**Instructions to follow**. From the listing, collect all lines containing the word "true".

# # # # # # #

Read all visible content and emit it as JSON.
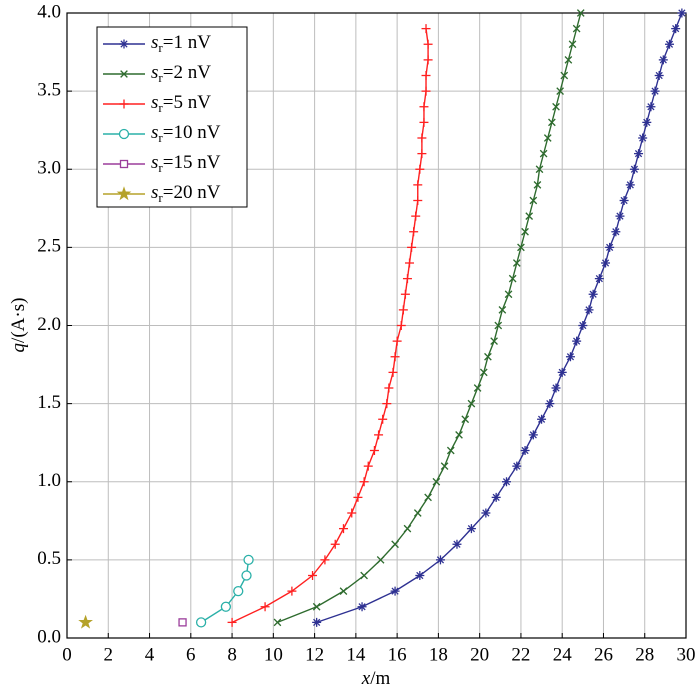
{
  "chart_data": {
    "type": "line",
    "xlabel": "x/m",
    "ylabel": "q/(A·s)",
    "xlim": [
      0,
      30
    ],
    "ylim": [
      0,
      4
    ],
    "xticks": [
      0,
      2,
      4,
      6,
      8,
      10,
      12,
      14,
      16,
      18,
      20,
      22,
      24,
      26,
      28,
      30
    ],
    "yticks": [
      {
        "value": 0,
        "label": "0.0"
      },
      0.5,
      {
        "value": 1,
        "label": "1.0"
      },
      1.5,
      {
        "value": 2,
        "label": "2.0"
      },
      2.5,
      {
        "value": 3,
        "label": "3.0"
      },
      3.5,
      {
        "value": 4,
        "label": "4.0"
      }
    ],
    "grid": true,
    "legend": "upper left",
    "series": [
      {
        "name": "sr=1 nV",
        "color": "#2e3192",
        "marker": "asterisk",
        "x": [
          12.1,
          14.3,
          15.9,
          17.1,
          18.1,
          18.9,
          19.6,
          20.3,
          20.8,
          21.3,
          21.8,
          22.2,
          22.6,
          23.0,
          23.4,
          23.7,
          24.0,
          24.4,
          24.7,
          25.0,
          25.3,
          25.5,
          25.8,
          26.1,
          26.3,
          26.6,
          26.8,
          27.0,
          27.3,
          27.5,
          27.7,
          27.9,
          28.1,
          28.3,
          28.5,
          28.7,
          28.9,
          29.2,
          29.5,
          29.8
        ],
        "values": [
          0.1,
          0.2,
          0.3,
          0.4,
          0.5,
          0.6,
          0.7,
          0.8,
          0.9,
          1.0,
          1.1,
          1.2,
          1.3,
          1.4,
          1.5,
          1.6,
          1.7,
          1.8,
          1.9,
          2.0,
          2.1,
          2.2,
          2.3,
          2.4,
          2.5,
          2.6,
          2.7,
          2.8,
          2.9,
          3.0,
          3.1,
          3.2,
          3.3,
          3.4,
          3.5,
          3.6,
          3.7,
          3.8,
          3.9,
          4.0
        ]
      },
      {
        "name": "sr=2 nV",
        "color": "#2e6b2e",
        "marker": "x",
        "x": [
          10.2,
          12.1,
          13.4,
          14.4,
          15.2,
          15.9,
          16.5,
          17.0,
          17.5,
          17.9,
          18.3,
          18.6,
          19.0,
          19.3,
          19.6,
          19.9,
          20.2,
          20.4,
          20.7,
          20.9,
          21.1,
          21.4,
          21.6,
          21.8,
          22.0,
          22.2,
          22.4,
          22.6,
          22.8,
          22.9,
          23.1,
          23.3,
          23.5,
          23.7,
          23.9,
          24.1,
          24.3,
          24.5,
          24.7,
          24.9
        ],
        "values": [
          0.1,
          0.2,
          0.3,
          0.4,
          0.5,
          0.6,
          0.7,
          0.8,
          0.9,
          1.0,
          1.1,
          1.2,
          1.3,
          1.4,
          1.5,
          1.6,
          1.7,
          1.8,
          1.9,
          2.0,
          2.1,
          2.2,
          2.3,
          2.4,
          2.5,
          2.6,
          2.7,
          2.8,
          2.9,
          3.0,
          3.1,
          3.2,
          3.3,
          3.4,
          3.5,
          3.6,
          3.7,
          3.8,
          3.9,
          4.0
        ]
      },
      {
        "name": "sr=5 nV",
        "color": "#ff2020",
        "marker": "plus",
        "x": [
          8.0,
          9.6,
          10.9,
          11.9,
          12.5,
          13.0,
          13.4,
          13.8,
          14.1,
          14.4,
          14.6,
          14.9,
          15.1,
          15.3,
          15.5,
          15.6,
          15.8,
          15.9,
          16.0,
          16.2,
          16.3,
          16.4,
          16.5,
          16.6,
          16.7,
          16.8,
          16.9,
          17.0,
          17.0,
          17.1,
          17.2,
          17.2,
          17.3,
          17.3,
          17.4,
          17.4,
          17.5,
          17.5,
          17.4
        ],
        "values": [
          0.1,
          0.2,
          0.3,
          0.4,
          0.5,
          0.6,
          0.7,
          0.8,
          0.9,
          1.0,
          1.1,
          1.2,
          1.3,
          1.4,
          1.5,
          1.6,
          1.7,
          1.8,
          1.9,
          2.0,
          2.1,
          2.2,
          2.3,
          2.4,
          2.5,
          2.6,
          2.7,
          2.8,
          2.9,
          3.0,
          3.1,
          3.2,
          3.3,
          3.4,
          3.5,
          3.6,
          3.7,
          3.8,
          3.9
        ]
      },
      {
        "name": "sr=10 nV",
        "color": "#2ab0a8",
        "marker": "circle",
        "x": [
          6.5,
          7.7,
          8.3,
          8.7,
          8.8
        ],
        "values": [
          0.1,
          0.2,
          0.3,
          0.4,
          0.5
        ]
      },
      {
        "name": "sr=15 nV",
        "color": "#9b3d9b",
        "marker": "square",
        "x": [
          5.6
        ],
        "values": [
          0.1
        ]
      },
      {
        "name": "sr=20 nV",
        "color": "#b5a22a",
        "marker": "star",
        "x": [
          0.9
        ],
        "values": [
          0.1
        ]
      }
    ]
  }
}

# # # # # # #

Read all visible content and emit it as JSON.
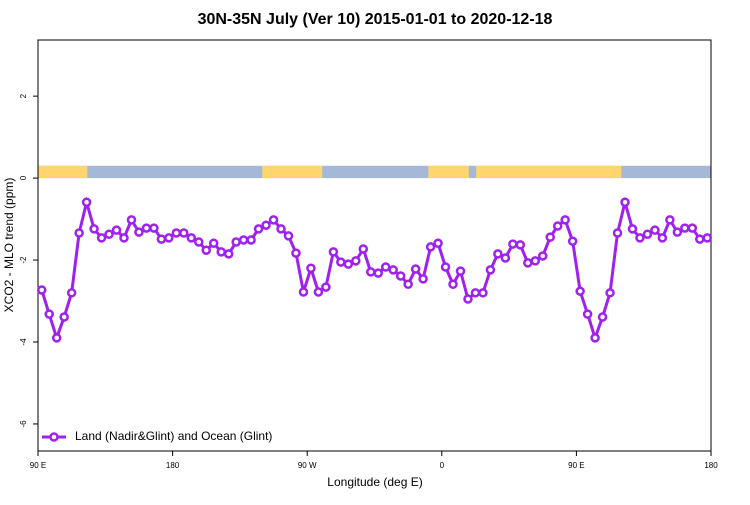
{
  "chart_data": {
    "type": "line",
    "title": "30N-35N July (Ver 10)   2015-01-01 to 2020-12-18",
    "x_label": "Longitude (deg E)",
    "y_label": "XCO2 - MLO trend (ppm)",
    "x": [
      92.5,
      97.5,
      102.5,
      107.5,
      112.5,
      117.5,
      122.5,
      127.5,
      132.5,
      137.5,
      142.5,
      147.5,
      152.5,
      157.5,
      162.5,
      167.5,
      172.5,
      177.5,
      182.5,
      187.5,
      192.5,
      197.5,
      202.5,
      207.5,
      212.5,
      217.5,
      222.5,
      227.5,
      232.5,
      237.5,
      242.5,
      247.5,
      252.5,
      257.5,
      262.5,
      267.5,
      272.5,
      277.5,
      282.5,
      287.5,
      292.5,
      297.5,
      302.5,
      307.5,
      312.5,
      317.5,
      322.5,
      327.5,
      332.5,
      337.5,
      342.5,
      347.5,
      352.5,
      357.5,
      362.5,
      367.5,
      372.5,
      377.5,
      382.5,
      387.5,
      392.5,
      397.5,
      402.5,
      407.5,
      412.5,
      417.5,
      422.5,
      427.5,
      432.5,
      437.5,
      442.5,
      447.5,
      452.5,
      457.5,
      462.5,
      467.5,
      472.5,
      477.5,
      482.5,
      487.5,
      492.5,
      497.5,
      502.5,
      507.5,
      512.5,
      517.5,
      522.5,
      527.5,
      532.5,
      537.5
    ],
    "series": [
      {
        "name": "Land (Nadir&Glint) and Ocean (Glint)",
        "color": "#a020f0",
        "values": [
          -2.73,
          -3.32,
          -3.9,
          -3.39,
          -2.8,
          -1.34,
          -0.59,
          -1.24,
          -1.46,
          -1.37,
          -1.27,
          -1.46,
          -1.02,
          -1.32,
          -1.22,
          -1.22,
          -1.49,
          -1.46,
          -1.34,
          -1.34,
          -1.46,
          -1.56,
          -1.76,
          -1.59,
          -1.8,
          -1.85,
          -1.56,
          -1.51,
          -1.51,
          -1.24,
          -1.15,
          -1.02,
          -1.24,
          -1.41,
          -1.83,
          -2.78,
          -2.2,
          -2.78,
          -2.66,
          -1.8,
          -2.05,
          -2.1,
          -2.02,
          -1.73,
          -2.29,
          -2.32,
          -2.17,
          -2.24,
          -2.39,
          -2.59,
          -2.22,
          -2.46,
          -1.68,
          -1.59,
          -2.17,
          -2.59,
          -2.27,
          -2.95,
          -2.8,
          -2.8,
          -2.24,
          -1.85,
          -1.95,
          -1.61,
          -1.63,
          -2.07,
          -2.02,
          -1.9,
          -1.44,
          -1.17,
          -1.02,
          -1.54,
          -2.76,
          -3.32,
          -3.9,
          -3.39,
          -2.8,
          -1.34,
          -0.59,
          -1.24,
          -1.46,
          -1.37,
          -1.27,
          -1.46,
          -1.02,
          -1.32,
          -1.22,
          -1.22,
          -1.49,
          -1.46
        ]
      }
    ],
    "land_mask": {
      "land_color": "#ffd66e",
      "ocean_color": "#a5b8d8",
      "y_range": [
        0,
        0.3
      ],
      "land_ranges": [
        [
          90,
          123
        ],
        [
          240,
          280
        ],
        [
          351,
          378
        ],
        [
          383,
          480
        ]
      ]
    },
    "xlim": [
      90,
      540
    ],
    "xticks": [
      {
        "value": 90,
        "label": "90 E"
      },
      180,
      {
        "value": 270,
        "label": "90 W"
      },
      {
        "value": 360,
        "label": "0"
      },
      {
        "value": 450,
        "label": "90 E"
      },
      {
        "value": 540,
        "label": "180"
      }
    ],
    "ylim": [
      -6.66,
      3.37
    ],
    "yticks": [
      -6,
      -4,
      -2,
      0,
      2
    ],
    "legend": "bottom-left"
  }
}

# # # # # # #

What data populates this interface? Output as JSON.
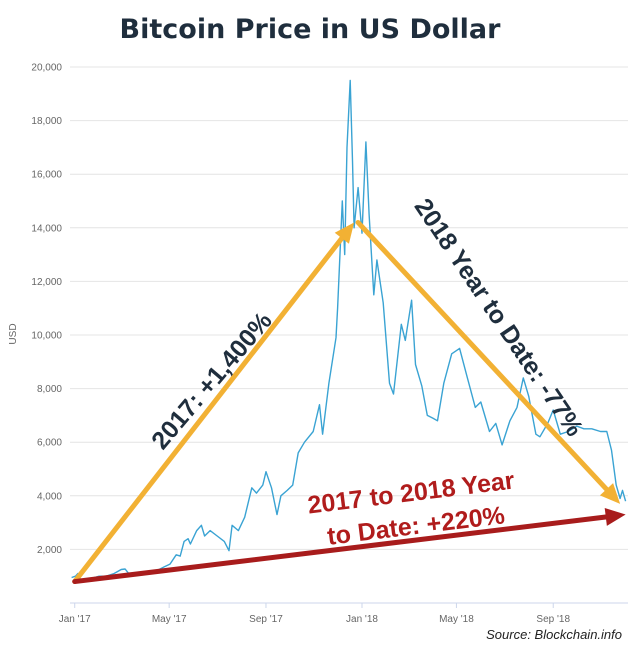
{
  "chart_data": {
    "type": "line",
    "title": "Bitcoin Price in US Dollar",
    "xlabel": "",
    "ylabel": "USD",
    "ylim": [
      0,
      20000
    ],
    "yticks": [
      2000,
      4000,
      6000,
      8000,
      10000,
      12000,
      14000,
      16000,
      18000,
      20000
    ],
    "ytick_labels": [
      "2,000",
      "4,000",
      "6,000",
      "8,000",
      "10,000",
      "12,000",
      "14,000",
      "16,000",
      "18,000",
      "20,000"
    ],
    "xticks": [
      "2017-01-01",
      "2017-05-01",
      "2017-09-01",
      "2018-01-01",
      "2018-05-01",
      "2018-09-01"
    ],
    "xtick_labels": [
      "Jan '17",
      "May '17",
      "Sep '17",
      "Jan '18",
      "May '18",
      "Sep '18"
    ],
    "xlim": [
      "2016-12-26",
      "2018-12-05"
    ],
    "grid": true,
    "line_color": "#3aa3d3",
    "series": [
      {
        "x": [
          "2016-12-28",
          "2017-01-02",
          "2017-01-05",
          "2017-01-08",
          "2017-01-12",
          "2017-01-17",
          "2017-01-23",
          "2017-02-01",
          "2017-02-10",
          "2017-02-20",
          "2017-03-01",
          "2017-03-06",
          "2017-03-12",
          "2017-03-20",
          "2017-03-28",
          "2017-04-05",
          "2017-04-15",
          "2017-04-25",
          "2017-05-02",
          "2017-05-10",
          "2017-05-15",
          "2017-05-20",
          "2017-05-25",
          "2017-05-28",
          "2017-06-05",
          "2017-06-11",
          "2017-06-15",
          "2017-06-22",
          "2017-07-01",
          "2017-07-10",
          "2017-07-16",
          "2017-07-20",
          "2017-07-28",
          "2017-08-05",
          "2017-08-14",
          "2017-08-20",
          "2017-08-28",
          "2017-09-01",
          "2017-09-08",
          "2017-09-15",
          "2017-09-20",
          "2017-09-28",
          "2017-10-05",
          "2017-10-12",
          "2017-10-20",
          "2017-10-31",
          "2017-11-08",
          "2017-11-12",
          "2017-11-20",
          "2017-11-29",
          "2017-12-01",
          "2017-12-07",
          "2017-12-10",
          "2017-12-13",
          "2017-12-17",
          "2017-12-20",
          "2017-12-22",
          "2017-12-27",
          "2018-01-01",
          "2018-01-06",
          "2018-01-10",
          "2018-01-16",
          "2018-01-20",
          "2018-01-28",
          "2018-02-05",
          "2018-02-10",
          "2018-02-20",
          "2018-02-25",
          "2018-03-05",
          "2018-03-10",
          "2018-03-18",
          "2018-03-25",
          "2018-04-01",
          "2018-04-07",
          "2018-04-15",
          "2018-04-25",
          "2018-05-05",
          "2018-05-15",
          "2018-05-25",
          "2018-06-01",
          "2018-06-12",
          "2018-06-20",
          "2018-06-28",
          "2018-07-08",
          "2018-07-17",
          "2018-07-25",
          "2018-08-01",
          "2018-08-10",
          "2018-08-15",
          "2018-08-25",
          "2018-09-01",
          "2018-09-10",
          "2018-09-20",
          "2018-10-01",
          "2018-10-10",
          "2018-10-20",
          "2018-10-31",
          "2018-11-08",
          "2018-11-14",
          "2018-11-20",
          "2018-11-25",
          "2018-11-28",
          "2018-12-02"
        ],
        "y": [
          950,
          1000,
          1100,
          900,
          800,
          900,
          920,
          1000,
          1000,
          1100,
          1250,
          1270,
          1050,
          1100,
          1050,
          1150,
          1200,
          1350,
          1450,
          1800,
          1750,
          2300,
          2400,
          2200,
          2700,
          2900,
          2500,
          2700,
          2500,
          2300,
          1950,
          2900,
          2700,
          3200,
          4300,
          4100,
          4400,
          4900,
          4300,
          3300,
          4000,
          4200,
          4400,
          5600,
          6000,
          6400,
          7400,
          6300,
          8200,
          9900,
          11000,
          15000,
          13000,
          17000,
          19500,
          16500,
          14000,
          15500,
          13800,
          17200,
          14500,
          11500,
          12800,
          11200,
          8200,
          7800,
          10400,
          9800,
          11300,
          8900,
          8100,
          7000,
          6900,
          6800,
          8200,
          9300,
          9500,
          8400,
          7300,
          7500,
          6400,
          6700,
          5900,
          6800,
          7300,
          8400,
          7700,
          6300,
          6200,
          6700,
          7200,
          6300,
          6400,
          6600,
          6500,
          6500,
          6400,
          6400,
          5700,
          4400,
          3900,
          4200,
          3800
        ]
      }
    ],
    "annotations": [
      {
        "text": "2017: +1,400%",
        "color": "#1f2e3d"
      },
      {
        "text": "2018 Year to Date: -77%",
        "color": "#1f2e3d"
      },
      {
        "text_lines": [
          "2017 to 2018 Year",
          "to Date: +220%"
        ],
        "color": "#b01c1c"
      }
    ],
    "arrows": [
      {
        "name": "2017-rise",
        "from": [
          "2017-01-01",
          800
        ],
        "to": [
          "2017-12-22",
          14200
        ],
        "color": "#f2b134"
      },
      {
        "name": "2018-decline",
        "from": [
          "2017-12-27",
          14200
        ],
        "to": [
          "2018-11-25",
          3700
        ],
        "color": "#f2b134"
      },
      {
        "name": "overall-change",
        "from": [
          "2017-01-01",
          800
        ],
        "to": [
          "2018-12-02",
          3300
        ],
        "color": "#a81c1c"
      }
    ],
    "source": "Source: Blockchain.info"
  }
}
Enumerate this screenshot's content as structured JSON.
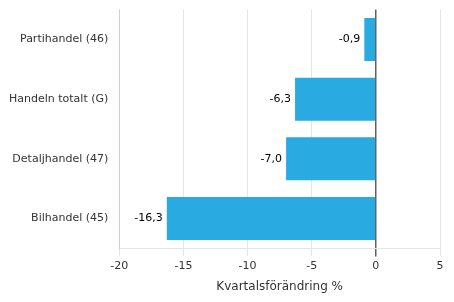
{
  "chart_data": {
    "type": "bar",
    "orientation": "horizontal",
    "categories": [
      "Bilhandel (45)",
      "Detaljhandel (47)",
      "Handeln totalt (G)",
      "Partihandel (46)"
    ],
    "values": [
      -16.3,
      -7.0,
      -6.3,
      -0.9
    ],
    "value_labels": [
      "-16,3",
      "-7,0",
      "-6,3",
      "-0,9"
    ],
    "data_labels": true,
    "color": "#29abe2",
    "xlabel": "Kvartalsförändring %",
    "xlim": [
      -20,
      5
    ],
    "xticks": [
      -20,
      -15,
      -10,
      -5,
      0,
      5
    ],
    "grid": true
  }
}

# # # # # # #

**Complete output**.
    "grid": true,
    "grid": true,
    "data_labels": true,
    "grid": true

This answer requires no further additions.